- [Your task]
Copy the material below line for line, leaving every character and number unchanged.

━━━━━ Entries provided

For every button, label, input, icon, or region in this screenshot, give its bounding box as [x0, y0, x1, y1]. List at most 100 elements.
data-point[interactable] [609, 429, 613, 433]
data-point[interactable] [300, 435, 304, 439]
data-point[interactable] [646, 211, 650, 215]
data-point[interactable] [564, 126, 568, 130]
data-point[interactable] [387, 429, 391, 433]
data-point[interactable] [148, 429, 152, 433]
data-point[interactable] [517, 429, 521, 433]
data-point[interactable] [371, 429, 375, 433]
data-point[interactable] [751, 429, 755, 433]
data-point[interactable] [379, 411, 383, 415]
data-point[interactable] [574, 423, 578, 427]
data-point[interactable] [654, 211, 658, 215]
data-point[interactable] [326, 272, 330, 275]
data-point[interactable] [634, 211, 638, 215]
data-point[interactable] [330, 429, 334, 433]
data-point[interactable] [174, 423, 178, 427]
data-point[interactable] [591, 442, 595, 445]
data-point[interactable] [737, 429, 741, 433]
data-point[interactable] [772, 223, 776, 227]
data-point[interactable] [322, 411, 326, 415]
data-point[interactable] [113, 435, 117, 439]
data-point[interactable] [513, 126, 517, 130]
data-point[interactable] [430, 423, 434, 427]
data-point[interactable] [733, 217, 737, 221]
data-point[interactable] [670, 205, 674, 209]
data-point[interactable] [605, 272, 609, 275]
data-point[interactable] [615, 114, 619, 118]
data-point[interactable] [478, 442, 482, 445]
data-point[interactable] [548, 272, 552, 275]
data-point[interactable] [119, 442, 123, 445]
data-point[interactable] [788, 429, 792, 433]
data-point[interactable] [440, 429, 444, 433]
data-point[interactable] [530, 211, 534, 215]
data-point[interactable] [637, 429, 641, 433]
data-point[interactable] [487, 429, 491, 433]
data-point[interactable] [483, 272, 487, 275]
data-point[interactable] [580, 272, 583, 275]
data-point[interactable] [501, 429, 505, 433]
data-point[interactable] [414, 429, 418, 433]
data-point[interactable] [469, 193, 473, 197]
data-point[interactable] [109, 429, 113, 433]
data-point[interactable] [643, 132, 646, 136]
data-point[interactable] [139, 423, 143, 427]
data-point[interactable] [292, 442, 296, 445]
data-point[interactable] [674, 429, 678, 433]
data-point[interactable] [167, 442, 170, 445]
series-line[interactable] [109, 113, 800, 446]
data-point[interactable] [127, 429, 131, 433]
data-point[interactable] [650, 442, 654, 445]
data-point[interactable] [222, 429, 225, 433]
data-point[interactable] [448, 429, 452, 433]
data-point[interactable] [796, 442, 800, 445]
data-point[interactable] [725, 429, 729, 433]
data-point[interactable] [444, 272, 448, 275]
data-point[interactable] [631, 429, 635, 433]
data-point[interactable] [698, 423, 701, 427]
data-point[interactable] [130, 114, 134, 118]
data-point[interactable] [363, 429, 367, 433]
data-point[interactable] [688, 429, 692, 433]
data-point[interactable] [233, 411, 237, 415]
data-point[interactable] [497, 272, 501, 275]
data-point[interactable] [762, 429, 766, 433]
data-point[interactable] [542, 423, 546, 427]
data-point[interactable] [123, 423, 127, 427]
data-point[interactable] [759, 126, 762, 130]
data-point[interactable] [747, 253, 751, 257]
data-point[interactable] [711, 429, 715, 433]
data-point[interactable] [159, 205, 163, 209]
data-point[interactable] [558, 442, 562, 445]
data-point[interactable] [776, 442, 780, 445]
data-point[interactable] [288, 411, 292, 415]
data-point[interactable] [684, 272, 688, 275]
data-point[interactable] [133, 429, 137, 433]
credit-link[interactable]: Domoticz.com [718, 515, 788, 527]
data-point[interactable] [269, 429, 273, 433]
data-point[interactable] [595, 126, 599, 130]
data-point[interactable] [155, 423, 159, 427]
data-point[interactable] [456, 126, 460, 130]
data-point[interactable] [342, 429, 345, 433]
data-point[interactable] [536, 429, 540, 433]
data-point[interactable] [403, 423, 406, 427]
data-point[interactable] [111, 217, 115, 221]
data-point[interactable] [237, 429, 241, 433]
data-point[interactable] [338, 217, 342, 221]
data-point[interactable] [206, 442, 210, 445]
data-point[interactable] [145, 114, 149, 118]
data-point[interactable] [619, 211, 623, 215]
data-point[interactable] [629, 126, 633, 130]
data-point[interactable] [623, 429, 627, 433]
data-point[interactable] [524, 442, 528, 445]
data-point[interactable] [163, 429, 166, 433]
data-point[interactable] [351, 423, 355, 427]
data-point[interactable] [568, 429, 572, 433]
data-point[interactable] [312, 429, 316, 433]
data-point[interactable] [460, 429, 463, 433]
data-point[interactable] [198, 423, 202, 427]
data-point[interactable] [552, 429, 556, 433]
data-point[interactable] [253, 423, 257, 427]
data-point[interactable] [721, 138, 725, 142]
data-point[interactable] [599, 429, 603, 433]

━━━━━━━━━━

- [Expected answer]
For every button, label, input, icon, or region in this screenshot, give its bounding box as [x0, y0, x1, y1]. List at most 100 elements.
data-point[interactable] [609, 429, 613, 433]
data-point[interactable] [300, 435, 304, 439]
data-point[interactable] [646, 211, 650, 215]
data-point[interactable] [564, 126, 568, 130]
data-point[interactable] [387, 429, 391, 433]
data-point[interactable] [148, 429, 152, 433]
data-point[interactable] [517, 429, 521, 433]
data-point[interactable] [371, 429, 375, 433]
data-point[interactable] [751, 429, 755, 433]
data-point[interactable] [379, 411, 383, 415]
data-point[interactable] [574, 423, 578, 427]
data-point[interactable] [654, 211, 658, 215]
data-point[interactable] [326, 272, 330, 275]
data-point[interactable] [634, 211, 638, 215]
data-point[interactable] [330, 429, 334, 433]
data-point[interactable] [174, 423, 178, 427]
data-point[interactable] [591, 442, 595, 445]
data-point[interactable] [737, 429, 741, 433]
data-point[interactable] [772, 223, 776, 227]
data-point[interactable] [322, 411, 326, 415]
data-point[interactable] [113, 435, 117, 439]
data-point[interactable] [513, 126, 517, 130]
data-point[interactable] [430, 423, 434, 427]
data-point[interactable] [733, 217, 737, 221]
data-point[interactable] [670, 205, 674, 209]
data-point[interactable] [605, 272, 609, 275]
data-point[interactable] [615, 114, 619, 118]
data-point[interactable] [478, 442, 482, 445]
data-point[interactable] [548, 272, 552, 275]
data-point[interactable] [119, 442, 123, 445]
data-point[interactable] [788, 429, 792, 433]
data-point[interactable] [440, 429, 444, 433]
data-point[interactable] [530, 211, 534, 215]
data-point[interactable] [637, 429, 641, 433]
data-point[interactable] [487, 429, 491, 433]
data-point[interactable] [483, 272, 487, 275]
data-point[interactable] [580, 272, 583, 275]
data-point[interactable] [501, 429, 505, 433]
data-point[interactable] [414, 429, 418, 433]
data-point[interactable] [469, 193, 473, 197]
data-point[interactable] [109, 429, 113, 433]
data-point[interactable] [643, 132, 646, 136]
data-point[interactable] [139, 423, 143, 427]
data-point[interactable] [292, 442, 296, 445]
data-point[interactable] [674, 429, 678, 433]
data-point[interactable] [167, 442, 170, 445]
series-line[interactable] [109, 113, 800, 446]
data-point[interactable] [127, 429, 131, 433]
data-point[interactable] [650, 442, 654, 445]
data-point[interactable] [222, 429, 225, 433]
data-point[interactable] [448, 429, 452, 433]
data-point[interactable] [796, 442, 800, 445]
data-point[interactable] [725, 429, 729, 433]
data-point[interactable] [444, 272, 448, 275]
data-point[interactable] [631, 429, 635, 433]
data-point[interactable] [698, 423, 701, 427]
data-point[interactable] [130, 114, 134, 118]
data-point[interactable] [363, 429, 367, 433]
data-point[interactable] [688, 429, 692, 433]
data-point[interactable] [233, 411, 237, 415]
data-point[interactable] [497, 272, 501, 275]
data-point[interactable] [762, 429, 766, 433]
data-point[interactable] [542, 423, 546, 427]
data-point[interactable] [123, 423, 127, 427]
data-point[interactable] [759, 126, 762, 130]
data-point[interactable] [747, 253, 751, 257]
data-point[interactable] [711, 429, 715, 433]
data-point[interactable] [159, 205, 163, 209]
data-point[interactable] [558, 442, 562, 445]
data-point[interactable] [776, 442, 780, 445]
data-point[interactable] [288, 411, 292, 415]
data-point[interactable] [684, 272, 688, 275]
data-point[interactable] [133, 429, 137, 433]
credit-link[interactable]: Domoticz.com [718, 515, 788, 527]
data-point[interactable] [269, 429, 273, 433]
data-point[interactable] [595, 126, 599, 130]
data-point[interactable] [155, 423, 159, 427]
data-point[interactable] [456, 126, 460, 130]
data-point[interactable] [342, 429, 345, 433]
data-point[interactable] [536, 429, 540, 433]
data-point[interactable] [403, 423, 406, 427]
data-point[interactable] [111, 217, 115, 221]
data-point[interactable] [237, 429, 241, 433]
data-point[interactable] [338, 217, 342, 221]
data-point[interactable] [206, 442, 210, 445]
data-point[interactable] [145, 114, 149, 118]
data-point[interactable] [619, 211, 623, 215]
data-point[interactable] [629, 126, 633, 130]
data-point[interactable] [623, 429, 627, 433]
data-point[interactable] [524, 442, 528, 445]
data-point[interactable] [163, 429, 166, 433]
data-point[interactable] [351, 423, 355, 427]
data-point[interactable] [568, 429, 572, 433]
data-point[interactable] [312, 429, 316, 433]
data-point[interactable] [460, 429, 463, 433]
data-point[interactable] [198, 423, 202, 427]
data-point[interactable] [552, 429, 556, 433]
data-point[interactable] [253, 423, 257, 427]
data-point[interactable] [721, 138, 725, 142]
data-point[interactable] [599, 429, 603, 433]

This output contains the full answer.